#### [What the task asks]
Extract each line from the items below that contains the string "tick".

..........

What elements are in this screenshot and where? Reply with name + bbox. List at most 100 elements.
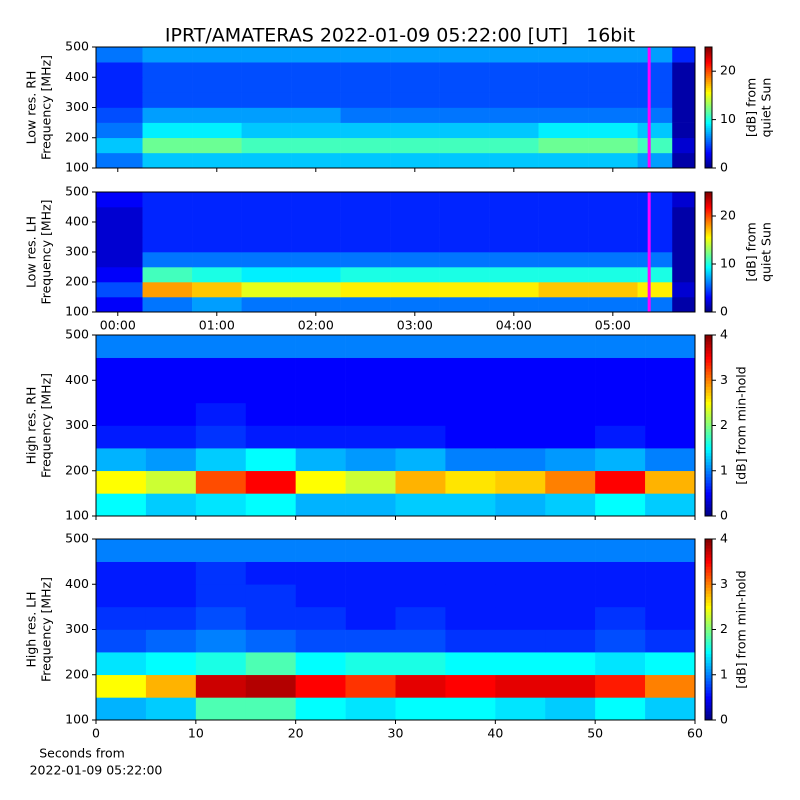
heatmap-cell (295, 357, 346, 381)
colorbar-step (705, 632, 712, 637)
heatmap-cell (345, 697, 396, 721)
heatmap-cell (96, 561, 147, 585)
colorbar-label: quiet Sun (759, 78, 774, 138)
heatmap-cell (192, 152, 242, 169)
heatmap-cell (195, 561, 247, 585)
heatmap-cell (295, 697, 346, 721)
heatmap-cell (390, 77, 440, 93)
heatmap-cell (96, 335, 147, 358)
colorbar-step (705, 117, 712, 121)
heatmap-cell (295, 674, 346, 698)
heatmap-cell (145, 652, 197, 676)
heatmap-cell (445, 629, 496, 653)
heatmap-cell (439, 297, 490, 313)
heatmap-cell (291, 92, 341, 108)
heatmap-cell (245, 561, 296, 585)
colorbar-step (705, 194, 712, 197)
heatmap-cell (345, 335, 396, 358)
heatmap-cell (142, 252, 193, 268)
heatmap-cell (545, 470, 596, 494)
heatmap-cell (192, 137, 242, 154)
heatmap-cell (645, 493, 696, 517)
heatmap-cell (637, 252, 673, 268)
colorbar-step (705, 200, 712, 203)
heatmap-cell (538, 297, 589, 313)
heatmap-cell (145, 402, 197, 426)
colorbar-step (705, 350, 712, 354)
x-tick-label: 10 (188, 726, 204, 741)
heatmap-cell (395, 584, 446, 608)
heatmap-cell (145, 357, 197, 381)
colorbar-step (705, 93, 712, 96)
colorbar-step (705, 401, 712, 405)
colorbar-step (705, 704, 712, 709)
heatmap-cell (192, 267, 242, 283)
heatmap-cell (445, 606, 496, 630)
heatmap-cell (495, 470, 546, 494)
colorbar-step (705, 97, 712, 100)
colorbar-step (705, 262, 712, 265)
heatmap-cell (96, 584, 147, 608)
heatmap-cell (96, 122, 143, 139)
heatmap-cell (340, 62, 391, 78)
y-axis-label: Frequency [MHz] (39, 373, 54, 478)
heatmap-cell (445, 425, 496, 449)
heatmap-cell (672, 252, 696, 268)
heatmap-cell (445, 652, 496, 676)
heatmap-cell (645, 629, 696, 653)
x-tick-label: 0 (92, 726, 100, 741)
heatmap-cell (340, 252, 391, 268)
colorbar-step (705, 590, 712, 594)
colorbar-step (705, 494, 712, 499)
heatmap-cell (445, 402, 496, 426)
heatmap-cell (445, 335, 496, 358)
colorbar-step (705, 416, 712, 420)
colorbar-step (705, 410, 712, 414)
heatmap-cell (390, 237, 440, 253)
heatmap-cell (291, 77, 341, 93)
heatmap-cell (241, 192, 292, 208)
heatmap-cell (538, 222, 589, 238)
heatmap-cell (345, 561, 396, 585)
colorbar-step (705, 274, 712, 277)
heatmap-cell (345, 493, 396, 517)
heatmap-cell (96, 62, 143, 78)
x-tick-label: 30 (388, 726, 404, 741)
heatmap-cell (637, 192, 673, 208)
heatmap-cell (588, 62, 638, 78)
colorbar-step (705, 139, 712, 143)
colorbar-step (705, 653, 712, 658)
y-tick-label: 300 (65, 244, 89, 259)
colorbar-tick-label: 1 (720, 666, 728, 681)
colorbar-step (705, 560, 712, 564)
heatmap-cell (192, 207, 242, 223)
heatmap-cell (142, 122, 193, 139)
heatmap-cell (245, 357, 296, 381)
colorbar-step (705, 294, 712, 297)
x-tick-label: 05:00 (595, 318, 631, 333)
heatmap-cell (545, 493, 596, 517)
heatmap-cell (588, 267, 638, 283)
colorbar-step (705, 292, 712, 295)
colorbar-step (705, 212, 712, 215)
heatmap-cell (345, 584, 396, 608)
colorbar-step (705, 222, 712, 225)
heatmap-cell (588, 92, 638, 108)
colorbar-tick-label: 2 (720, 621, 728, 636)
colorbar-step (705, 620, 712, 624)
colorbar-step (705, 359, 712, 363)
colorbar-step (705, 566, 712, 570)
heatmap-cell (545, 629, 596, 653)
heatmap-cell (96, 470, 147, 494)
heatmap-cell (390, 62, 440, 78)
colorbar-step (705, 476, 712, 481)
heatmap-cell (439, 92, 490, 108)
heatmap-cell (637, 207, 673, 223)
heatmap-cell (489, 92, 539, 108)
colorbar-step (705, 683, 712, 688)
heatmap-cell (340, 207, 391, 223)
colorbar-step (705, 668, 712, 673)
heatmap-cell (195, 357, 247, 381)
heatmap-cell (595, 561, 646, 585)
heatmap-cell (538, 207, 589, 223)
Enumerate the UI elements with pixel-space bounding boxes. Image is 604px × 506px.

..........

#### [Task solution]
x-tick-label: 10 (188, 726, 204, 741)
x-tick-label: 0 (92, 726, 100, 741)
x-tick-label: 30 (388, 726, 404, 741)
y-tick-label: 300 (65, 244, 89, 259)
colorbar-tick-label: 1 (720, 666, 728, 681)
x-tick-label: 05:00 (595, 318, 631, 333)
colorbar-tick-label: 2 (720, 621, 728, 636)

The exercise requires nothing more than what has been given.